--- Start ---

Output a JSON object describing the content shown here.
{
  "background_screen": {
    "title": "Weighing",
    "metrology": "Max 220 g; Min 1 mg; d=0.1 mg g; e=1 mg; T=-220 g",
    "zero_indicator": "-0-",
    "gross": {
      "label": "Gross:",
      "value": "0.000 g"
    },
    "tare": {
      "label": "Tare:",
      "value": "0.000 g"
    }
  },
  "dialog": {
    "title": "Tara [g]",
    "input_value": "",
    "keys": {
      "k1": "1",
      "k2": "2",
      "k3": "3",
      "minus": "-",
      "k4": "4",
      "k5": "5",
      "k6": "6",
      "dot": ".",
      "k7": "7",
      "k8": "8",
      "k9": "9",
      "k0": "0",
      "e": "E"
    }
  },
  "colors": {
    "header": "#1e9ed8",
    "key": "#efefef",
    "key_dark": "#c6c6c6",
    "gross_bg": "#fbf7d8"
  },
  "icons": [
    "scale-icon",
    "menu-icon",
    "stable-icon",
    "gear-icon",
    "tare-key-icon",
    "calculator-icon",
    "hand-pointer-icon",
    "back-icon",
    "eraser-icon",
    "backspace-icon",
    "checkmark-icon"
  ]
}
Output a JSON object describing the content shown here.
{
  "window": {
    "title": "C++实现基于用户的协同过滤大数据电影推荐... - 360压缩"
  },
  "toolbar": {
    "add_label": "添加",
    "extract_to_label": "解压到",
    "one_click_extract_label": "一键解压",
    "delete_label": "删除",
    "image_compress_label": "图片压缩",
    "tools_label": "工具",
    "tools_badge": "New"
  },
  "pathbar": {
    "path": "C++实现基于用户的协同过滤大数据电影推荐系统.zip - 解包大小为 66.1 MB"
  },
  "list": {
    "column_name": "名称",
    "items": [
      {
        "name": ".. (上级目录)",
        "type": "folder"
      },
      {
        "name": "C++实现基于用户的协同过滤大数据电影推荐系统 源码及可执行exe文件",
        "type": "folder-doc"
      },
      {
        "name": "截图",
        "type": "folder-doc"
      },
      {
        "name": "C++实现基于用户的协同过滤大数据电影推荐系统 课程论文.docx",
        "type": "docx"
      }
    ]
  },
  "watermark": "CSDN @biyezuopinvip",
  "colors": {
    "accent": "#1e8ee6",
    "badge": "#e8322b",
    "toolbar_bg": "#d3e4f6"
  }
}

--- End ---

Extract every line from the records above that contains the word "docx".

        "name": "C++实现基于用户的协同过滤大数据电影推荐系统 课程论文.docx",
        "type": "docx"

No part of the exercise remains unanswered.